◆ **Written task**:
Give the number of lines in the listing that hold the word "this". Write nothing but that number.

** start Records to process **

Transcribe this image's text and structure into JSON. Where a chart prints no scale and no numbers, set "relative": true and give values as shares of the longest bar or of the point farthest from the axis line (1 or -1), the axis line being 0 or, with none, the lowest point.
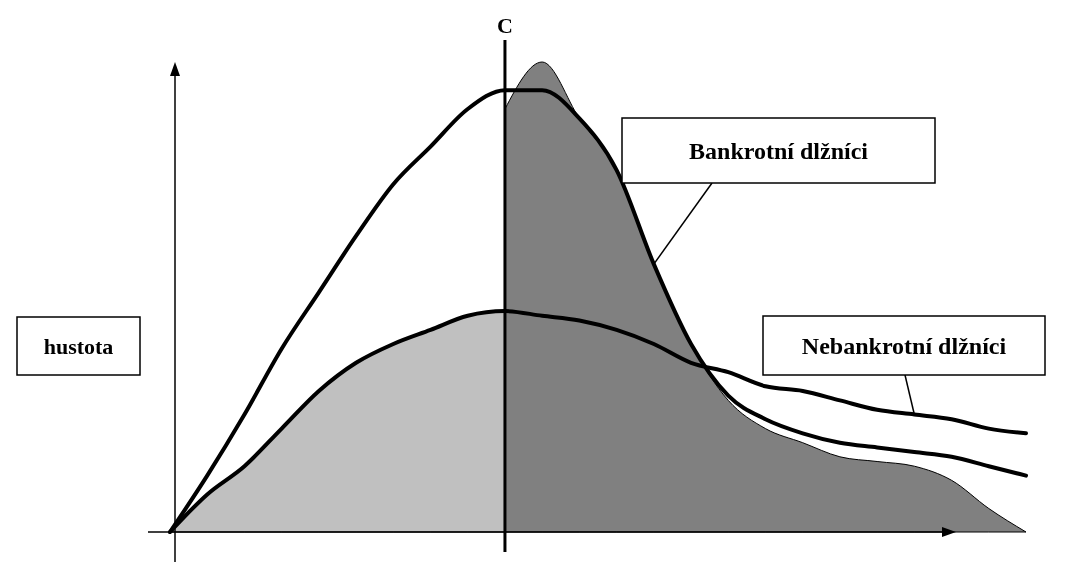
{
  "chart_data": {
    "type": "line",
    "relative": true,
    "ylabel": "hustota",
    "legend": false,
    "marker": "none",
    "line_style": "solid",
    "categories": [
      null,
      null,
      null,
      null,
      null,
      null,
      null,
      null,
      null,
      null,
      null,
      null,
      null,
      null,
      null,
      null,
      null,
      null,
      null,
      null,
      null,
      null,
      null,
      null
    ],
    "series": [
      {
        "type": "area",
        "color": "#808080",
        "values": [
          null,
          null,
          null,
          null,
          null,
          null,
          null,
          null,
          null,
          0.9,
          1.0,
          0.88,
          0.77,
          0.57,
          0.4,
          0.28,
          0.22,
          0.19,
          0.16,
          0.15,
          0.14,
          0.11,
          0.05,
          0
        ]
      },
      {
        "type": "area",
        "color": "#c0c0c0",
        "values": [
          0,
          0.08,
          0.14,
          0.22,
          0.3,
          0.36,
          0.4,
          0.43,
          0.46,
          0.47,
          null,
          null,
          null,
          null,
          null,
          null,
          null,
          null,
          null,
          null,
          null,
          null,
          null,
          null
        ]
      },
      {
        "name": "Bankrotní dlžníci",
        "color": "#000000",
        "values": [
          0,
          0.12,
          0.25,
          0.39,
          0.51,
          0.63,
          0.74,
          0.82,
          0.9,
          0.94,
          0.94,
          0.88,
          0.77,
          0.57,
          0.4,
          0.29,
          0.24,
          0.21,
          0.19,
          0.18,
          0.17,
          0.16,
          0.14,
          0.12
        ]
      },
      {
        "name": "Nebankrotní dlžníci",
        "color": "#000000",
        "values": [
          0,
          0.08,
          0.14,
          0.22,
          0.3,
          0.36,
          0.4,
          0.43,
          0.46,
          0.47,
          0.46,
          0.45,
          0.43,
          0.4,
          0.36,
          0.34,
          0.31,
          0.3,
          0.28,
          0.26,
          0.25,
          0.24,
          0.22,
          0.21
        ]
      }
    ],
    "annotations": [
      "C"
    ]
  }
}
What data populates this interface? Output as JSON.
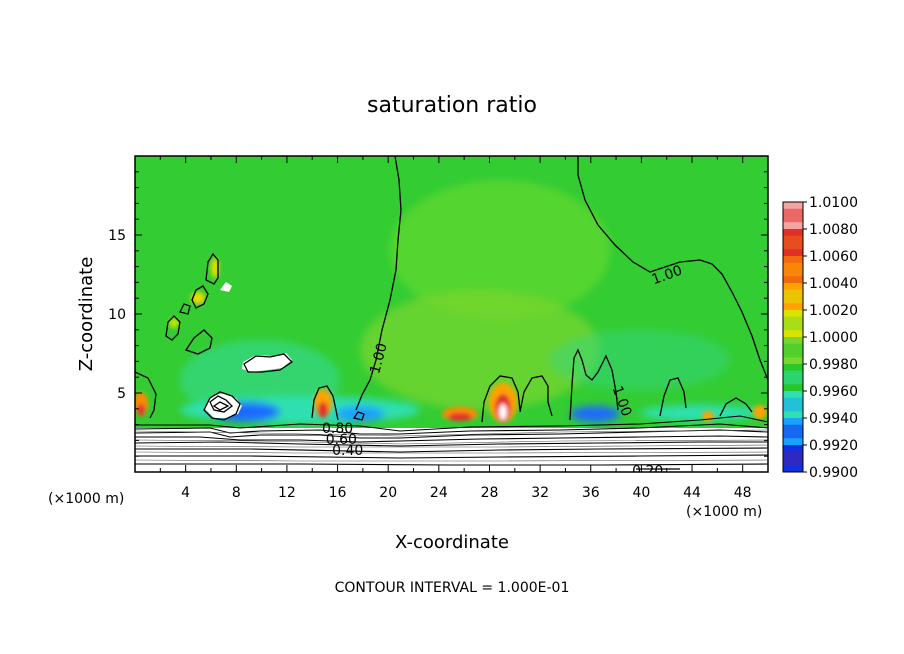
{
  "chart_data": {
    "type": "heatmap",
    "title": "saturation ratio",
    "xlabel": "X-coordinate",
    "ylabel": "Z-coordinate",
    "x_unit": "(×1000 m)",
    "z_unit": "(×1000 m)",
    "x_ticks": [
      4,
      8,
      12,
      16,
      20,
      24,
      28,
      32,
      36,
      40,
      44,
      48
    ],
    "z_ticks": [
      5,
      10,
      15
    ],
    "xlim": [
      0,
      50
    ],
    "zlim": [
      0,
      20
    ],
    "colorbar": {
      "labels": [
        "1.0100",
        "1.0080",
        "1.0060",
        "1.0040",
        "1.0020",
        "1.0000",
        "0.9980",
        "0.9960",
        "0.9940",
        "0.9920",
        "0.9900"
      ],
      "colors": [
        "#f5a3a3",
        "#e0302a",
        "#f06a10",
        "#ffa200",
        "#d8e400",
        "#7ad62e",
        "#28c828",
        "#2ee0b0",
        "#1aa0ff",
        "#1030e0",
        "#5020a0"
      ]
    },
    "contour_labels": [
      {
        "text": "1.00",
        "x": 19.2,
        "z": 7.2
      },
      {
        "text": "1.00",
        "x": 42.0,
        "z": 12.5
      },
      {
        "text": "1.00",
        "x": 38.5,
        "z": 4.5
      },
      {
        "text": "0.80",
        "x": 16.0,
        "z": 2.8
      },
      {
        "text": "0.60",
        "x": 16.3,
        "z": 2.1
      },
      {
        "text": "0.40",
        "x": 16.8,
        "z": 1.4
      },
      {
        "text": "0.20",
        "x": 40.5,
        "z": 0.1
      }
    ],
    "footer": "CONTOUR INTERVAL = 1.000E-01"
  }
}
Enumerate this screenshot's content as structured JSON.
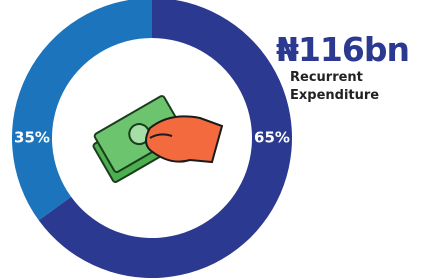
{
  "chart_data": {
    "type": "donut",
    "values": [
      65,
      35
    ],
    "value_labels": [
      "65%",
      "35%"
    ],
    "colors": [
      "#2b3990",
      "#1c75bc"
    ],
    "annotation": {
      "amount": "₦116bn",
      "label": "Recurrent Expenditure"
    }
  }
}
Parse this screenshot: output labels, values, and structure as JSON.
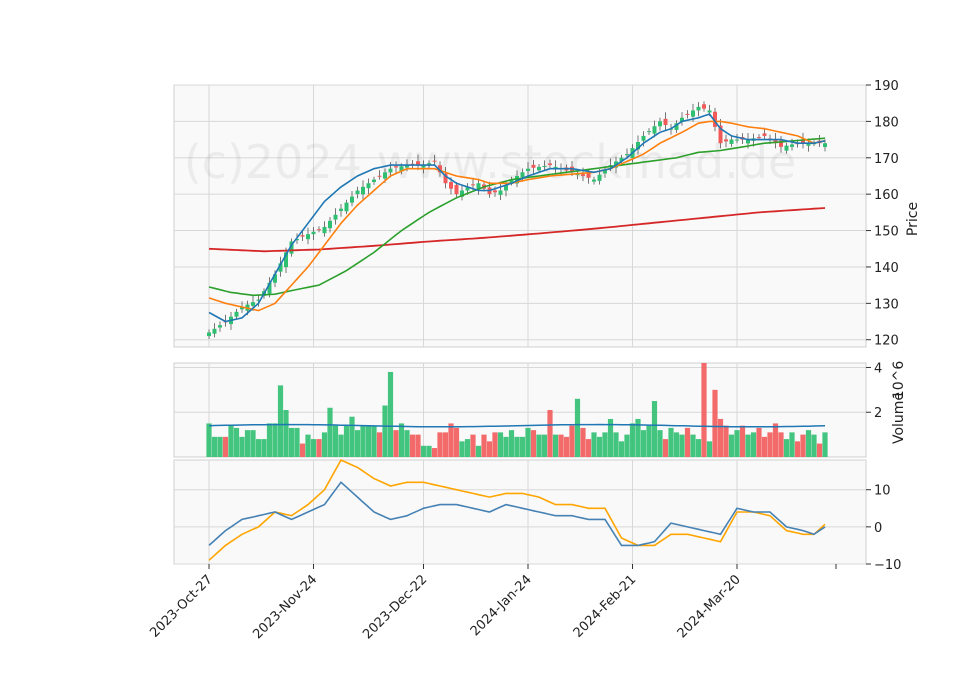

** end Records to process **

◆ **Final result**:
4